▶ **Do this**:
Rewrite the lines below as a numbered list, skipping any blank lines and omitting the pictures.
━━━ Data records ━━━
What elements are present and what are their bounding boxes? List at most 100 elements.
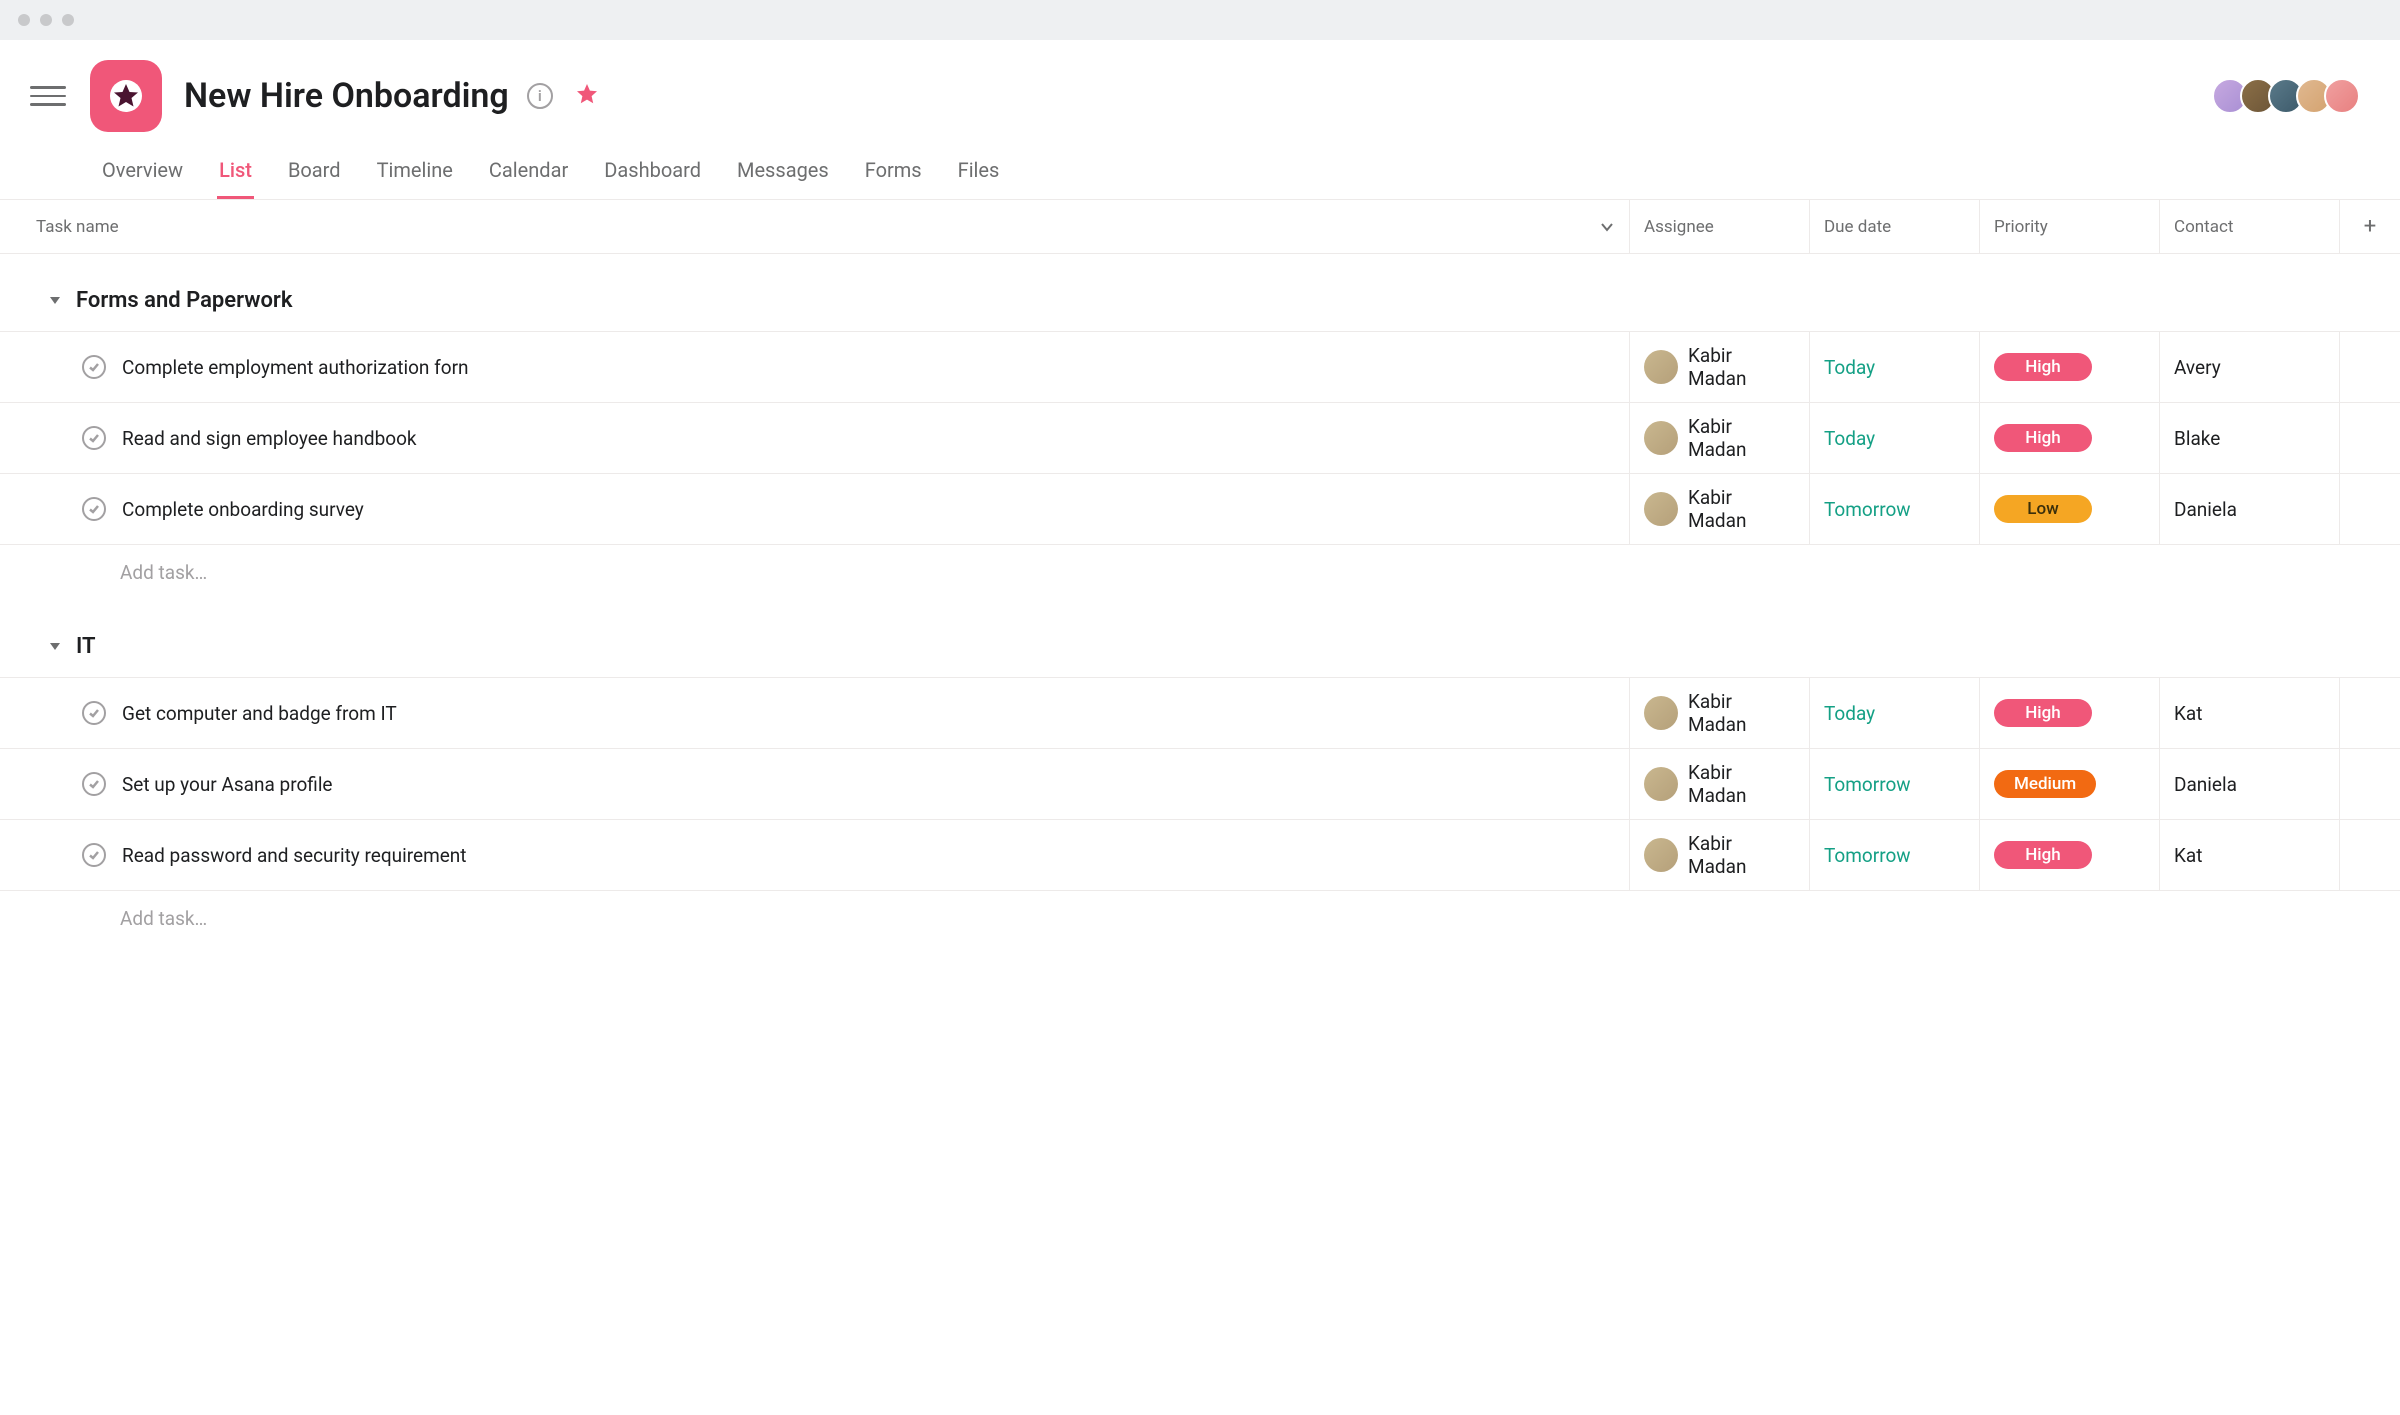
tab-messages[interactable]: Messages xyxy=(735,148,831,199)
section-title: Forms and Paperwork xyxy=(76,288,292,313)
tab-timeline[interactable]: Timeline xyxy=(375,148,455,199)
avatar xyxy=(1644,350,1678,384)
empty-cell xyxy=(2340,332,2400,402)
complete-checkbox[interactable] xyxy=(82,355,106,379)
priority-cell[interactable]: Medium xyxy=(1980,749,2160,819)
priority-pill: High xyxy=(1994,424,2092,452)
section-title: IT xyxy=(76,634,96,659)
priority-cell[interactable]: Low xyxy=(1980,474,2160,544)
task-name-cell[interactable]: Complete employment authorization forn xyxy=(0,332,1630,402)
star-icon[interactable] xyxy=(575,82,599,110)
contact-cell[interactable]: Blake xyxy=(2160,403,2340,473)
avatar xyxy=(1644,421,1678,455)
task-row[interactable]: Set up your Asana profile Kabir Madan To… xyxy=(0,748,2400,819)
task-row[interactable]: Get computer and badge from IT Kabir Mad… xyxy=(0,677,2400,748)
priority-pill: High xyxy=(1994,841,2092,869)
due-date-cell[interactable]: Tomorrow xyxy=(1810,749,1980,819)
hamburger-menu-icon[interactable] xyxy=(30,78,66,114)
tab-board[interactable]: Board xyxy=(286,148,343,199)
priority-pill: High xyxy=(1994,353,2092,381)
add-task-button[interactable]: Add task… xyxy=(0,891,1630,946)
column-label: Priority xyxy=(1994,217,2048,237)
due-date-cell[interactable]: Tomorrow xyxy=(1810,820,1980,890)
task-name-cell[interactable]: Read password and security requirement xyxy=(0,820,1630,890)
avatar xyxy=(1644,767,1678,801)
priority-cell[interactable]: High xyxy=(1980,678,2160,748)
caret-down-icon[interactable] xyxy=(48,634,62,659)
info-icon[interactable]: i xyxy=(527,83,553,109)
add-task-button[interactable]: Add task… xyxy=(0,545,1630,600)
add-column-button[interactable]: + xyxy=(2340,200,2400,253)
task-name-cell[interactable]: Read and sign employee handbook xyxy=(0,403,1630,473)
priority-cell[interactable]: High xyxy=(1980,403,2160,473)
project-title[interactable]: New Hire Onboarding xyxy=(184,76,509,116)
assignee-cell[interactable]: Kabir Madan xyxy=(1630,332,1810,402)
assignee-name: Kabir Madan xyxy=(1688,690,1795,736)
column-due-date[interactable]: Due date xyxy=(1810,200,1980,253)
chevron-down-icon[interactable] xyxy=(1599,219,1615,235)
assignee-cell[interactable]: Kabir Madan xyxy=(1630,678,1810,748)
complete-checkbox[interactable] xyxy=(82,426,106,450)
due-date: Tomorrow xyxy=(1824,844,1911,867)
tab-forms[interactable]: Forms xyxy=(863,148,924,199)
task-name: Read password and security requirement xyxy=(122,844,467,867)
complete-checkbox[interactable] xyxy=(82,497,106,521)
due-date-cell[interactable]: Today xyxy=(1810,332,1980,402)
priority-cell[interactable]: High xyxy=(1980,820,2160,890)
contact-cell[interactable]: Daniela xyxy=(2160,474,2340,544)
contact-name: Daniela xyxy=(2174,498,2237,521)
assignee-cell[interactable]: Kabir Madan xyxy=(1630,820,1810,890)
contact-cell[interactable]: Kat xyxy=(2160,820,2340,890)
column-task-name[interactable]: Task name xyxy=(0,200,1630,253)
contact-cell[interactable]: Daniela xyxy=(2160,749,2340,819)
column-label: Contact xyxy=(2174,217,2233,237)
task-row[interactable]: Complete onboarding survey Kabir Madan T… xyxy=(0,473,2400,545)
contact-cell[interactable]: Kat xyxy=(2160,678,2340,748)
avatar xyxy=(1644,492,1678,526)
tab-list[interactable]: List xyxy=(217,148,254,199)
task-name-cell[interactable]: Set up your Asana profile xyxy=(0,749,1630,819)
due-date-cell[interactable]: Today xyxy=(1810,678,1980,748)
avatar xyxy=(1644,696,1678,730)
section-header[interactable]: Forms and Paperwork xyxy=(0,254,1630,331)
plus-icon: + xyxy=(2364,214,2376,239)
assignee-cell[interactable]: Kabir Madan xyxy=(1630,403,1810,473)
due-date-cell[interactable]: Today xyxy=(1810,403,1980,473)
task-name-cell[interactable]: Complete onboarding survey xyxy=(0,474,1630,544)
task-name: Complete employment authorization forn xyxy=(122,356,469,379)
column-contact[interactable]: Contact xyxy=(2160,200,2340,253)
complete-checkbox[interactable] xyxy=(82,701,106,725)
task-row[interactable]: Read and sign employee handbook Kabir Ma… xyxy=(0,402,2400,473)
tab-calendar[interactable]: Calendar xyxy=(487,148,570,199)
assignee-cell[interactable]: Kabir Madan xyxy=(1630,474,1810,544)
avatar xyxy=(1644,838,1678,872)
priority-pill: Medium xyxy=(1994,770,2096,798)
tab-files[interactable]: Files xyxy=(956,148,1002,199)
avatar xyxy=(2324,78,2360,114)
empty-cell xyxy=(2340,474,2400,544)
caret-down-icon[interactable] xyxy=(48,288,62,313)
task-name: Read and sign employee handbook xyxy=(122,427,417,450)
column-assignee[interactable]: Assignee xyxy=(1630,200,1810,253)
window-dot xyxy=(62,14,74,26)
tab-overview[interactable]: Overview xyxy=(100,148,185,199)
priority-cell[interactable]: High xyxy=(1980,332,2160,402)
assignee-name: Kabir Madan xyxy=(1688,344,1795,390)
complete-checkbox[interactable] xyxy=(82,772,106,796)
due-date: Today xyxy=(1824,427,1875,450)
tab-dashboard[interactable]: Dashboard xyxy=(602,148,703,199)
due-date: Today xyxy=(1824,702,1875,725)
contact-cell[interactable]: Avery xyxy=(2160,332,2340,402)
task-name: Get computer and badge from IT xyxy=(122,702,397,725)
section-header[interactable]: IT xyxy=(0,600,1630,677)
complete-checkbox[interactable] xyxy=(82,843,106,867)
assignee-cell[interactable]: Kabir Madan xyxy=(1630,749,1810,819)
due-date-cell[interactable]: Tomorrow xyxy=(1810,474,1980,544)
due-date: Today xyxy=(1824,356,1875,379)
project-members[interactable] xyxy=(2220,78,2360,114)
task-name: Complete onboarding survey xyxy=(122,498,364,521)
task-row[interactable]: Read password and security requirement K… xyxy=(0,819,2400,891)
task-row[interactable]: Complete employment authorization forn K… xyxy=(0,331,2400,402)
task-name-cell[interactable]: Get computer and badge from IT xyxy=(0,678,1630,748)
column-priority[interactable]: Priority xyxy=(1980,200,2160,253)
━━━
▶ **Output**:
1. What elements are present and what are their bounding boxes? List at most 100 elements.
2. tab-messages[interactable]: Messages xyxy=(735,148,831,199)
3. section-title: Forms and Paperwork xyxy=(76,288,292,313)
4. tab-timeline[interactable]: Timeline xyxy=(375,148,455,199)
5. avatar xyxy=(1644,350,1678,384)
6. empty-cell xyxy=(2340,332,2400,402)
7. complete-checkbox[interactable] xyxy=(82,355,106,379)
8. priority-cell[interactable]: Medium xyxy=(1980,749,2160,819)
9. priority-pill: High xyxy=(1994,424,2092,452)
10. section-title: IT xyxy=(76,634,96,659)
11. priority-cell[interactable]: Low xyxy=(1980,474,2160,544)
12. task-name-cell[interactable]: Complete employment authorization forn xyxy=(0,332,1630,402)
13. star-icon[interactable] xyxy=(575,82,599,110)
14. contact-cell[interactable]: Blake xyxy=(2160,403,2340,473)
15. avatar xyxy=(1644,421,1678,455)
16. task-row[interactable]: Set up your Asana profile Kabir Madan To… xyxy=(0,748,2400,819)
17. task-row[interactable]: Get computer and badge from IT Kabir Mad… xyxy=(0,677,2400,748)
18. priority-pill: High xyxy=(1994,841,2092,869)
19. due-date-cell[interactable]: Tomorrow xyxy=(1810,749,1980,819)
20. hamburger-menu-icon[interactable] xyxy=(30,78,66,114)
21. tab-board[interactable]: Board xyxy=(286,148,343,199)
22. priority-pill: High xyxy=(1994,353,2092,381)
23. add-task-button[interactable]: Add task… xyxy=(0,891,1630,946)
24. column-label: Priority xyxy=(1994,217,2048,237)
25. due-date-cell[interactable]: Tomorrow xyxy=(1810,820,1980,890)
26. task-name-cell[interactable]: Read password and security requirement xyxy=(0,820,1630,890)
27. avatar xyxy=(1644,767,1678,801)
28. priority-cell[interactable]: High xyxy=(1980,678,2160,748)
29. caret-down-icon[interactable] xyxy=(48,634,62,659)
30. info-icon[interactable]: i xyxy=(527,83,553,109)
31. add-task-button[interactable]: Add task… xyxy=(0,545,1630,600)
32. add-column-button[interactable]: + xyxy=(2340,200,2400,253)
33. task-name-cell[interactable]: Read and sign employee handbook xyxy=(0,403,1630,473)
34. priority-cell[interactable]: High xyxy=(1980,403,2160,473)
35. project-title[interactable]: New Hire Onboarding xyxy=(184,76,509,116)
36. assignee-cell[interactable]: Kabir Madan xyxy=(1630,332,1810,402)
37. assignee-name: Kabir Madan xyxy=(1688,690,1795,736)
38. column-due-date[interactable]: Due date xyxy=(1810,200,1980,253)
39. chevron-down-icon[interactable] xyxy=(1599,219,1615,235)
40. assignee-cell[interactable]: Kabir Madan xyxy=(1630,678,1810,748)
41. complete-checkbox[interactable] xyxy=(82,426,106,450)
42. due-date: Tomorrow xyxy=(1824,844,1911,867)
43. tab-forms[interactable]: Forms xyxy=(863,148,924,199)
44. task-name: Read password and security requirement xyxy=(122,844,467,867)
45. complete-checkbox[interactable] xyxy=(82,497,106,521)
46. due-date-cell[interactable]: Today xyxy=(1810,332,1980,402)
47. priority-cell[interactable]: High xyxy=(1980,820,2160,890)
48. contact-cell[interactable]: Daniela xyxy=(2160,474,2340,544)
49. contact-name: Daniela xyxy=(2174,498,2237,521)
50. assignee-cell[interactable]: Kabir Madan xyxy=(1630,820,1810,890)
51. contact-cell[interactable]: Kat xyxy=(2160,820,2340,890)
52. column-task-name[interactable]: Task name xyxy=(0,200,1630,253)
53. contact-cell[interactable]: Daniela xyxy=(2160,749,2340,819)
54. column-label: Contact xyxy=(2174,217,2233,237)
55. task-row[interactable]: Complete onboarding survey Kabir Madan T… xyxy=(0,473,2400,545)
56. contact-cell[interactable]: Kat xyxy=(2160,678,2340,748)
57. avatar xyxy=(1644,492,1678,526)
58. tab-list[interactable]: List xyxy=(217,148,254,199)
59. task-name-cell[interactable]: Set up your Asana profile xyxy=(0,749,1630,819)
60. due-date-cell[interactable]: Today xyxy=(1810,678,1980,748)
61. avatar xyxy=(1644,696,1678,730)
62. section-header[interactable]: Forms and Paperwork xyxy=(0,254,1630,331)
63. plus-icon: + xyxy=(2364,214,2376,239)
64. assignee-cell[interactable]: Kabir Madan xyxy=(1630,403,1810,473)
65. due-date-cell[interactable]: Today xyxy=(1810,403,1980,473)
66. task-name-cell[interactable]: Complete onboarding survey xyxy=(0,474,1630,544)
67. task-name: Complete employment authorization forn xyxy=(122,356,469,379)
68. column-contact[interactable]: Contact xyxy=(2160,200,2340,253)
69. complete-checkbox[interactable] xyxy=(82,701,106,725)
70. task-row[interactable]: Read and sign employee handbook Kabir Ma… xyxy=(0,402,2400,473)
71. tab-calendar[interactable]: Calendar xyxy=(487,148,570,199)
72. assignee-cell[interactable]: Kabir Madan xyxy=(1630,474,1810,544)
73. avatar xyxy=(1644,838,1678,872)
74. priority-pill: Medium xyxy=(1994,770,2096,798)
75. tab-files[interactable]: Files xyxy=(956,148,1002,199)
76. avatar xyxy=(2324,78,2360,114)
77. empty-cell xyxy=(2340,474,2400,544)
78. caret-down-icon[interactable] xyxy=(48,288,62,313)
79. task-name: Read and sign employee handbook xyxy=(122,427,417,450)
80. column-assignee[interactable]: Assignee xyxy=(1630,200,1810,253)
81. window-dot xyxy=(62,14,74,26)
82. tab-overview[interactable]: Overview xyxy=(100,148,185,199)
83. priority-cell[interactable]: High xyxy=(1980,332,2160,402)
84. assignee-name: Kabir Madan xyxy=(1688,344,1795,390)
85. complete-checkbox[interactable] xyxy=(82,772,106,796)
86. due-date: Today xyxy=(1824,427,1875,450)
87. tab-dashboard[interactable]: Dashboard xyxy=(602,148,703,199)
88. due-date: Today xyxy=(1824,702,1875,725)
89. contact-cell[interactable]: Avery xyxy=(2160,332,2340,402)
90. task-name: Get computer and badge from IT xyxy=(122,702,397,725)
91. section-header[interactable]: IT xyxy=(0,600,1630,677)
92. complete-checkbox[interactable] xyxy=(82,843,106,867)
93. assignee-cell[interactable]: Kabir Madan xyxy=(1630,749,1810,819)
94. due-date-cell[interactable]: Tomorrow xyxy=(1810,474,1980,544)
95. due-date: Today xyxy=(1824,356,1875,379)
96. project-members[interactable] xyxy=(2220,78,2360,114)
97. task-name: Complete onboarding survey xyxy=(122,498,364,521)
98. task-row[interactable]: Read password and security requirement K… xyxy=(0,819,2400,891)
99. task-row[interactable]: Complete employment authorization forn K… xyxy=(0,331,2400,402)
100. task-name-cell[interactable]: Get computer and badge from IT xyxy=(0,678,1630,748)
101. column-priority[interactable]: Priority xyxy=(1980,200,2160,253)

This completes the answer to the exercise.